_EXERCISE DIRECTIONS_
Reproduce all of the data exactly.

_STORED ROWS_
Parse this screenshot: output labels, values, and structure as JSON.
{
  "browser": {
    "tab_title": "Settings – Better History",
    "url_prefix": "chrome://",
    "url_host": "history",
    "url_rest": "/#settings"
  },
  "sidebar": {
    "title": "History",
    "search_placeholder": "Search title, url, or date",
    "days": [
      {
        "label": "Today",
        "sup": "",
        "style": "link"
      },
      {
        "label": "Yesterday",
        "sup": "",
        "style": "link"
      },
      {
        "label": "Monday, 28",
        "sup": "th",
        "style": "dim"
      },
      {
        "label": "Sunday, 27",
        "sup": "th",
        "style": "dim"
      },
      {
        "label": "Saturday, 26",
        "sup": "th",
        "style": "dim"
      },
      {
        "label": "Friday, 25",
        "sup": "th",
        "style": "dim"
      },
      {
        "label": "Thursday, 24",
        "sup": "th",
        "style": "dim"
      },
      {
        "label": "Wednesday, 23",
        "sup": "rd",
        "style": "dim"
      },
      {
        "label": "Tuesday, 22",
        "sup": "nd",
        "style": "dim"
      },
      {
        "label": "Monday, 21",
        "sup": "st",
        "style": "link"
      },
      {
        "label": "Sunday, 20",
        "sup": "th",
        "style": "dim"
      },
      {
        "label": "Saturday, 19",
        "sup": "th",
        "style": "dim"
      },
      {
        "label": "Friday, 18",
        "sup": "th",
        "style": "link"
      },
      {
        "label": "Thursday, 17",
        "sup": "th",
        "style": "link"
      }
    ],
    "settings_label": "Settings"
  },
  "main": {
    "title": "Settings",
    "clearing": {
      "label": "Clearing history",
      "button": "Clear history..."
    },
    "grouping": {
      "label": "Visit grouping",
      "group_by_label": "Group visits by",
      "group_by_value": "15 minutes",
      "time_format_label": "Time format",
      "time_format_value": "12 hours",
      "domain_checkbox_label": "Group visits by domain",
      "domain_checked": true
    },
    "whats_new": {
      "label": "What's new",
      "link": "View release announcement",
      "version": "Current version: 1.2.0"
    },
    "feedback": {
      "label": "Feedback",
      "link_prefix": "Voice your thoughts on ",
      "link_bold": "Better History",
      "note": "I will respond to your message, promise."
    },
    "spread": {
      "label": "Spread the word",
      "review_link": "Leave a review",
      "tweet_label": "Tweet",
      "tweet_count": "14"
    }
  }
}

_ANSWER FOR THE TASK_
Parse this screenshot: output labels, values, and structure as JSON.
{
  "browser": {
    "tab_title": "Settings – Better History",
    "url_prefix": "chrome://",
    "url_host": "history",
    "url_rest": "/#settings"
  },
  "sidebar": {
    "title": "History",
    "search_placeholder": "Search title, url, or date",
    "days": [
      {
        "label": "Today",
        "sup": "",
        "style": "link"
      },
      {
        "label": "Yesterday",
        "sup": "",
        "style": "link"
      },
      {
        "label": "Monday, 28",
        "sup": "th",
        "style": "dim"
      },
      {
        "label": "Sunday, 27",
        "sup": "th",
        "style": "dim"
      },
      {
        "label": "Saturday, 26",
        "sup": "th",
        "style": "dim"
      },
      {
        "label": "Friday, 25",
        "sup": "th",
        "style": "dim"
      },
      {
        "label": "Thursday, 24",
        "sup": "th",
        "style": "dim"
      },
      {
        "label": "Wednesday, 23",
        "sup": "rd",
        "style": "dim"
      },
      {
        "label": "Tuesday, 22",
        "sup": "nd",
        "style": "dim"
      },
      {
        "label": "Monday, 21",
        "sup": "st",
        "style": "link"
      },
      {
        "label": "Sunday, 20",
        "sup": "th",
        "style": "dim"
      },
      {
        "label": "Saturday, 19",
        "sup": "th",
        "style": "dim"
      },
      {
        "label": "Friday, 18",
        "sup": "th",
        "style": "link"
      },
      {
        "label": "Thursday, 17",
        "sup": "th",
        "style": "link"
      }
    ],
    "settings_label": "Settings"
  },
  "main": {
    "title": "Settings",
    "clearing": {
      "label": "Clearing history",
      "button": "Clear history..."
    },
    "grouping": {
      "label": "Visit grouping",
      "group_by_label": "Group visits by",
      "group_by_value": "15 minutes",
      "time_format_label": "Time format",
      "time_format_value": "12 hours",
      "domain_checkbox_label": "Group visits by domain",
      "domain_checked": true
    },
    "whats_new": {
      "label": "What's new",
      "link": "View release announcement",
      "version": "Current version: 1.2.0"
    },
    "feedback": {
      "label": "Feedback",
      "link_prefix": "Voice your thoughts on ",
      "link_bold": "Better History",
      "note": "I will respond to your message, promise."
    },
    "spread": {
      "label": "Spread the word",
      "review_link": "Leave a review",
      "tweet_label": "Tweet",
      "tweet_count": "14"
    }
  }
}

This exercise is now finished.